■ **WHAT IS BEING ASKED**
List all lines of the data containing the word "Ancha".

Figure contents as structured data
# # # # #

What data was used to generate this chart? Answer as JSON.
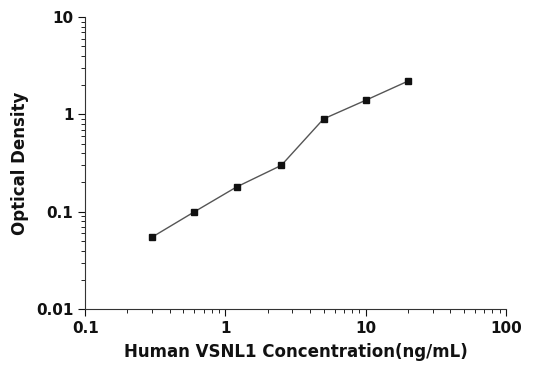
{
  "x": [
    0.3,
    0.6,
    1.2,
    2.5,
    5.0,
    10.0,
    20.0
  ],
  "y": [
    0.055,
    0.1,
    0.18,
    0.3,
    0.9,
    1.4,
    2.2
  ],
  "xlabel": "Human VSNL1 Concentration(ng/mL)",
  "ylabel": "Optical Density",
  "xlim": [
    0.1,
    100
  ],
  "ylim": [
    0.01,
    10
  ],
  "xticks": [
    0.1,
    1,
    10,
    100
  ],
  "yticks": [
    0.01,
    0.1,
    1,
    10
  ],
  "line_color": "#555555",
  "marker_color": "#111111",
  "marker": "s",
  "marker_size": 5,
  "line_width": 1.0,
  "background_color": "#ffffff",
  "xlabel_fontsize": 12,
  "ylabel_fontsize": 12,
  "tick_labelsize": 11
}
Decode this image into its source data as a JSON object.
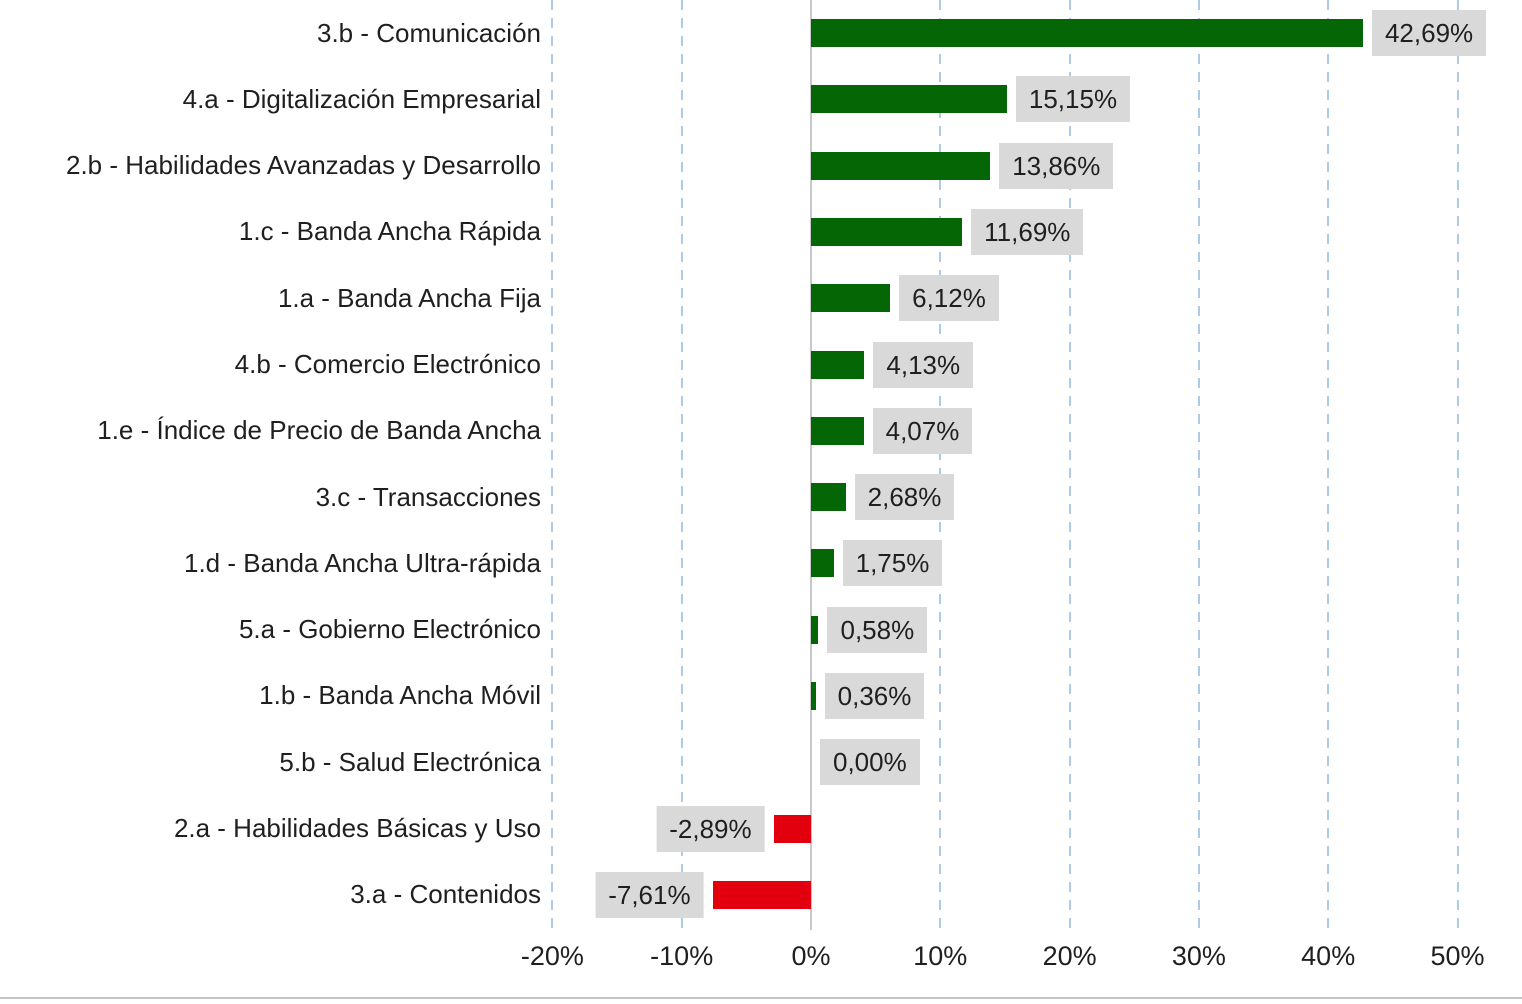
{
  "chart_data": {
    "type": "bar",
    "orientation": "horizontal",
    "title": "",
    "xlabel": "",
    "ylabel": "",
    "xlim": [
      -25,
      55
    ],
    "grid": "vertical-dashed",
    "legend": "none",
    "decimal_separator": ",",
    "xticks": [
      {
        "value": -20,
        "label": "-20%"
      },
      {
        "value": -10,
        "label": "-10%"
      },
      {
        "value": 0,
        "label": "0%"
      },
      {
        "value": 10,
        "label": "10%"
      },
      {
        "value": 20,
        "label": "20%"
      },
      {
        "value": 30,
        "label": "30%"
      },
      {
        "value": 40,
        "label": "40%"
      },
      {
        "value": 50,
        "label": "50%"
      }
    ],
    "bars": [
      {
        "category": "3.b - Comunicación",
        "value": 42.69,
        "label": "42,69%"
      },
      {
        "category": "4.a - Digitalización Empresarial",
        "value": 15.15,
        "label": "15,15%"
      },
      {
        "category": "2.b - Habilidades Avanzadas y Desarrollo",
        "value": 13.86,
        "label": "13,86%"
      },
      {
        "category": "1.c - Banda Ancha Rápida",
        "value": 11.69,
        "label": "11,69%"
      },
      {
        "category": "1.a - Banda Ancha Fija",
        "value": 6.12,
        "label": "6,12%"
      },
      {
        "category": "4.b - Comercio Electrónico",
        "value": 4.13,
        "label": "4,13%"
      },
      {
        "category": "1.e - Índice de Precio de Banda Ancha",
        "value": 4.07,
        "label": "4,07%"
      },
      {
        "category": "3.c - Transacciones",
        "value": 2.68,
        "label": "2,68%"
      },
      {
        "category": "1.d - Banda Ancha Ultra-rápida",
        "value": 1.75,
        "label": "1,75%"
      },
      {
        "category": "5.a - Gobierno Electrónico",
        "value": 0.58,
        "label": "0,58%"
      },
      {
        "category": "1.b - Banda Ancha Móvil",
        "value": 0.36,
        "label": "0,36%"
      },
      {
        "category": "5.b - Salud Electrónica",
        "value": 0.0,
        "label": "0,00%"
      },
      {
        "category": "2.a - Habilidades Básicas y Uso",
        "value": -2.89,
        "label": "-2,89%"
      },
      {
        "category": "3.a - Contenidos",
        "value": -7.61,
        "label": "-7,61%"
      }
    ],
    "colors": {
      "positive_bar": "#056605",
      "negative_bar": "#e2000f",
      "value_label_bg": "#d9d9d9",
      "gridline": "#adcbe8",
      "zero_line": "#c9c9c9",
      "text": "#1f1f1f",
      "background": "#ffffff"
    }
  }
}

# # # # #

■ **THE RESPONSE**
        "category": "1.c - Banda Ancha Rápida",
        "category": "1.a - Banda Ancha Fija",
        "category": "1.e - Índice de Precio de Banda Ancha",
        "category": "1.d - Banda Ancha Ultra-rápida",
        "category": "1.b - Banda Ancha Móvil",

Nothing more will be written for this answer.